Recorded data
· · · · ·

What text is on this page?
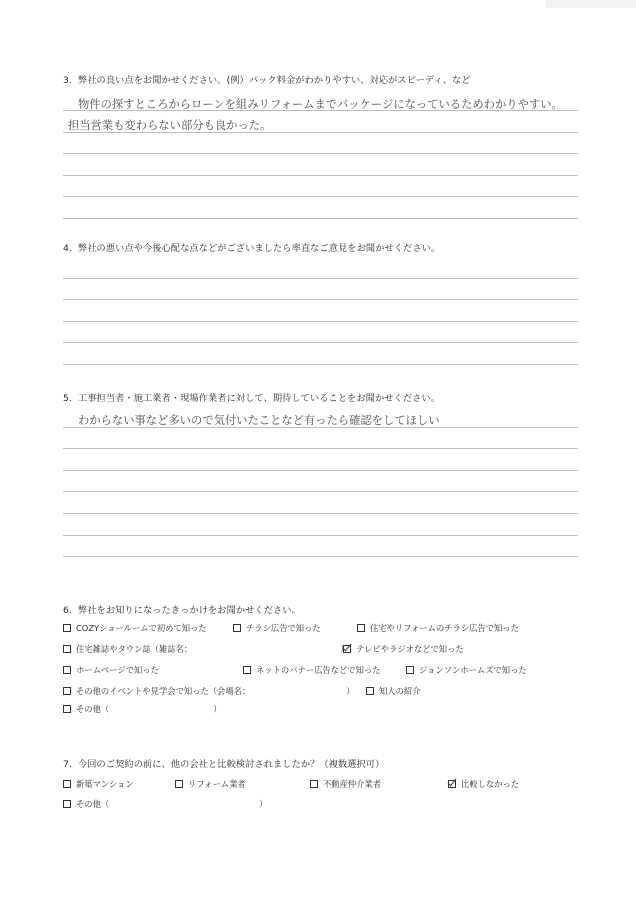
3. 弊社の良い点をお聞かせください。(例）パック料金がわかりやすい、対応がスピーディ、など
物件の探すところからローンを組みリフォームまでパッケージになっているためわかりやすい。
担当営業も変わらない部分も良かった。
4. 弊社の悪い点や今後心配な点などがございましたら率直なご意見をお聞かせください。
5. 工事担当者・施工業者・現場作業者に対して、期待していることをお聞かせください。
わからない事など多いので気付いたことなど有ったら確認をしてほしい
6. 弊社をお知りになったきっかけをお聞かせください。
COZYショールームで初めて知った	チラシ広告で知った	住宅やリフォームのチラシ広告で知った
住宅雑誌やタウン誌（雑誌名：	） テレビやラジオなどで知った
ホームページで知った	ネットのバナー広告などで知った	ジョンソンホームズで知った
その他のイベントや見学会で知った（会場名：	）	知人の紹介
その他（	）
7. 今回のご契約の前に、他の会社と比較検討されましたか？（複数選択可）
新築マンション	リフォーム業者	不動産仲介業者	比較しなかった
その他（	）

· · · · ·

• **Directive**
Any pictures should be dropped; transcribe the rest of the records above exactly.

• **Solution**
What text is on this page?
3. 弊社の良い点をお聞かせください。(例）パック料金がわかりやすい、対応がスピーディ、など
物件の探すところからローンを組みリフォームまでパッケージになっているためわかりやすい。
担当営業も変わらない部分も良かった。
4. 弊社の悪い点や今後心配な点などがございましたら率直なご意見をお聞かせください。
5. 工事担当者・施工業者・現場作業者に対して、期待していることをお聞かせください。
わからない事など多いので気付いたことなど有ったら確認をしてほしい
6. 弊社をお知りになったきっかけをお聞かせください。
COZYショールームで初めて知った	チラシ広告で知った	住宅やリフォームのチラシ広告で知った
住宅雑誌やタウン誌（雑誌名：	） テレビやラジオなどで知った
ホームページで知った	ネットのバナー広告などで知った	ジョンソンホームズで知った
その他のイベントや見学会で知った（会場名：	）	知人の紹介
その他（	）
7. 今回のご契約の前に、他の会社と比較検討されましたか？（複数選択可）
新築マンション	リフォーム業者	不動産仲介業者	比較しなかった
その他（	）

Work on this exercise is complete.